■ DATA EXTRACTS

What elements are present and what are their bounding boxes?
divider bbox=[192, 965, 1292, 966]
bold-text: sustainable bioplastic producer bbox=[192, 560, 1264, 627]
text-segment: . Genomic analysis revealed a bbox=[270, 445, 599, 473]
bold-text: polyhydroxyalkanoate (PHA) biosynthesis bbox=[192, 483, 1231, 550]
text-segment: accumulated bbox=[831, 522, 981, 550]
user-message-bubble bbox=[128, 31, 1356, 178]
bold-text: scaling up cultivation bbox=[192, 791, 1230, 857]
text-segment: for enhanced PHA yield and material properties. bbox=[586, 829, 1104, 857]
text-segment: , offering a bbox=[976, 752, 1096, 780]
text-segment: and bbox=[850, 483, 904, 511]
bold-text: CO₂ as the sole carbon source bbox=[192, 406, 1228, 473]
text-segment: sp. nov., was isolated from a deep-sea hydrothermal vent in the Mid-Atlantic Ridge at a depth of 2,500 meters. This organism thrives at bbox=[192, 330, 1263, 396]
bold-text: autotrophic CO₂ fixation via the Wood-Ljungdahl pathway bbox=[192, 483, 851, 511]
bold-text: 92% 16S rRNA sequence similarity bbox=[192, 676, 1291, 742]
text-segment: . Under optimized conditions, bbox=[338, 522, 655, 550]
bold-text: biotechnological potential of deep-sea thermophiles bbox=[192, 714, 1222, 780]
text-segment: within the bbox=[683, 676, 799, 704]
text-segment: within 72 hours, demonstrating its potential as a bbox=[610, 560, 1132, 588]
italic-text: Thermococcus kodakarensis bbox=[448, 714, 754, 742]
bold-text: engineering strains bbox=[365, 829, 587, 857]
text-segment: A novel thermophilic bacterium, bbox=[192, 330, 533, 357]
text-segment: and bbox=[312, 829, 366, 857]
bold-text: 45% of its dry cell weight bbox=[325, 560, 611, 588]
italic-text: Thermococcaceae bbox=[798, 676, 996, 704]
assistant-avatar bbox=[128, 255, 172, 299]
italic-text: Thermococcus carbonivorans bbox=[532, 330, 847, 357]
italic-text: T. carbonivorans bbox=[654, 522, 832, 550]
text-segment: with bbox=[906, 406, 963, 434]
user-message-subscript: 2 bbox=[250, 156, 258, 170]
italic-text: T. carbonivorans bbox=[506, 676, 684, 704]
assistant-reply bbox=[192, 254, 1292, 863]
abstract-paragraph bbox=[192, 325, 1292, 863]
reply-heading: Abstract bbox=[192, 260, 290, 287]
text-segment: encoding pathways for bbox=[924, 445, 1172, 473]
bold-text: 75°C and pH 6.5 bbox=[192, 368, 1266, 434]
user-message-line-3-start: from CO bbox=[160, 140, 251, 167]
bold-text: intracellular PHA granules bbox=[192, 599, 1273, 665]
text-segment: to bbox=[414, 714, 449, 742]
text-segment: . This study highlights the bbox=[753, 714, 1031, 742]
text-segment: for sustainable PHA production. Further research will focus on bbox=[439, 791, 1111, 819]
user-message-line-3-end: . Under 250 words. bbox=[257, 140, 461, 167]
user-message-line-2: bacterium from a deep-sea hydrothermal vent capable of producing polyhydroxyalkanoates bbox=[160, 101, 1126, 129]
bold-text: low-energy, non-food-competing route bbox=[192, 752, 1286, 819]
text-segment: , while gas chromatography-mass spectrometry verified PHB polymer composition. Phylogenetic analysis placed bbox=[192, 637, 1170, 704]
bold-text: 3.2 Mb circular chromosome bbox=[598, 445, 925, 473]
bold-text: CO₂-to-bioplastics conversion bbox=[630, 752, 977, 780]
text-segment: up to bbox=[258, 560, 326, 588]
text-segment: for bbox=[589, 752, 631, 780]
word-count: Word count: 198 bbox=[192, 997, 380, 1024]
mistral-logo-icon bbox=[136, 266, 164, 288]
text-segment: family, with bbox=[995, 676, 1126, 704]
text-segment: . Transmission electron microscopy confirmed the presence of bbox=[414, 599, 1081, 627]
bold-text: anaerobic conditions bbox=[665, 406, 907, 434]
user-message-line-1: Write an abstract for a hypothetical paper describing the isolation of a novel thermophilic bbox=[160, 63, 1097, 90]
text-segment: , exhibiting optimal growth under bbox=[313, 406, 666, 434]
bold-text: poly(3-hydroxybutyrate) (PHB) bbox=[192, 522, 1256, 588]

■ TASK OBJECTIVE
Copy out each entry exactly, leaving nothing out.

■ RESPONSE BELOW
What elements are present and what are their bounding boxes?
divider bbox=[192, 965, 1292, 966]
bold-text: sustainable bioplastic producer bbox=[192, 560, 1264, 627]
text-segment: . Genomic analysis revealed a bbox=[270, 445, 599, 473]
bold-text: polyhydroxyalkanoate (PHA) biosynthesis bbox=[192, 483, 1231, 550]
text-segment: accumulated bbox=[831, 522, 981, 550]
user-message-bubble bbox=[128, 31, 1356, 178]
bold-text: scaling up cultivation bbox=[192, 791, 1230, 857]
text-segment: for enhanced PHA yield and material properties. bbox=[586, 829, 1104, 857]
text-segment: , offering a bbox=[976, 752, 1096, 780]
text-segment: and bbox=[850, 483, 904, 511]
bold-text: CO₂ as the sole carbon source bbox=[192, 406, 1228, 473]
text-segment: sp. nov., was isolated from a deep-sea hydrothermal vent in the Mid-Atlantic Ridge at a depth of 2,500 meters. This organism thrives at bbox=[192, 330, 1263, 396]
bold-text: autotrophic CO₂ fixation via the Wood-Ljungdahl pathway bbox=[192, 483, 851, 511]
bold-text: 92% 16S rRNA sequence similarity bbox=[192, 676, 1291, 742]
text-segment: . Under optimized conditions, bbox=[338, 522, 655, 550]
bold-text: biotechnological potential of deep-sea thermophiles bbox=[192, 714, 1222, 780]
text-segment: within the bbox=[683, 676, 799, 704]
text-segment: within 72 hours, demonstrating its potential as a bbox=[610, 560, 1132, 588]
italic-text: Thermococcus kodakarensis bbox=[448, 714, 754, 742]
bold-text: engineering strains bbox=[365, 829, 587, 857]
text-segment: A novel thermophilic bacterium, bbox=[192, 330, 533, 357]
text-segment: and bbox=[312, 829, 366, 857]
bold-text: 45% of its dry cell weight bbox=[325, 560, 611, 588]
italic-text: Thermococcaceae bbox=[798, 676, 996, 704]
assistant-avatar bbox=[128, 255, 172, 299]
italic-text: Thermococcus carbonivorans bbox=[532, 330, 847, 357]
italic-text: T. carbonivorans bbox=[654, 522, 832, 550]
text-segment: with bbox=[906, 406, 963, 434]
user-message-subscript: 2 bbox=[250, 156, 258, 170]
italic-text: T. carbonivorans bbox=[506, 676, 684, 704]
assistant-reply bbox=[192, 254, 1292, 863]
abstract-paragraph bbox=[192, 325, 1292, 863]
reply-heading: Abstract bbox=[192, 260, 290, 287]
text-segment: encoding pathways for bbox=[924, 445, 1172, 473]
bold-text: 75°C and pH 6.5 bbox=[192, 368, 1266, 434]
user-message-line-3-start: from CO bbox=[160, 140, 251, 167]
bold-text: intracellular PHA granules bbox=[192, 599, 1273, 665]
text-segment: to bbox=[414, 714, 449, 742]
text-segment: . This study highlights the bbox=[753, 714, 1031, 742]
text-segment: for sustainable PHA production. Further research will focus on bbox=[439, 791, 1111, 819]
user-message-line-3-end: . Under 250 words. bbox=[257, 140, 461, 167]
user-message-line-2: bacterium from a deep-sea hydrothermal vent capable of producing polyhydroxyalkanoates bbox=[160, 101, 1126, 129]
bold-text: low-energy, non-food-competing route bbox=[192, 752, 1286, 819]
text-segment: , while gas chromatography-mass spectrometry verified PHB polymer composition. Phylogenetic analysis placed bbox=[192, 637, 1170, 704]
bold-text: 3.2 Mb circular chromosome bbox=[598, 445, 925, 473]
bold-text: CO₂-to-bioplastics conversion bbox=[630, 752, 977, 780]
text-segment: up to bbox=[258, 560, 326, 588]
text-segment: for bbox=[589, 752, 631, 780]
word-count: Word count: 198 bbox=[192, 997, 380, 1024]
mistral-logo-icon bbox=[136, 266, 164, 288]
text-segment: family, with bbox=[995, 676, 1126, 704]
text-segment: . Transmission electron microscopy confirmed the presence of bbox=[414, 599, 1081, 627]
bold-text: anaerobic conditions bbox=[665, 406, 907, 434]
user-message-line-1: Write an abstract for a hypothetical paper describing the isolation of a novel thermophilic bbox=[160, 63, 1097, 90]
text-segment: , exhibiting optimal growth under bbox=[313, 406, 666, 434]
bold-text: poly(3-hydroxybutyrate) (PHB) bbox=[192, 522, 1256, 588]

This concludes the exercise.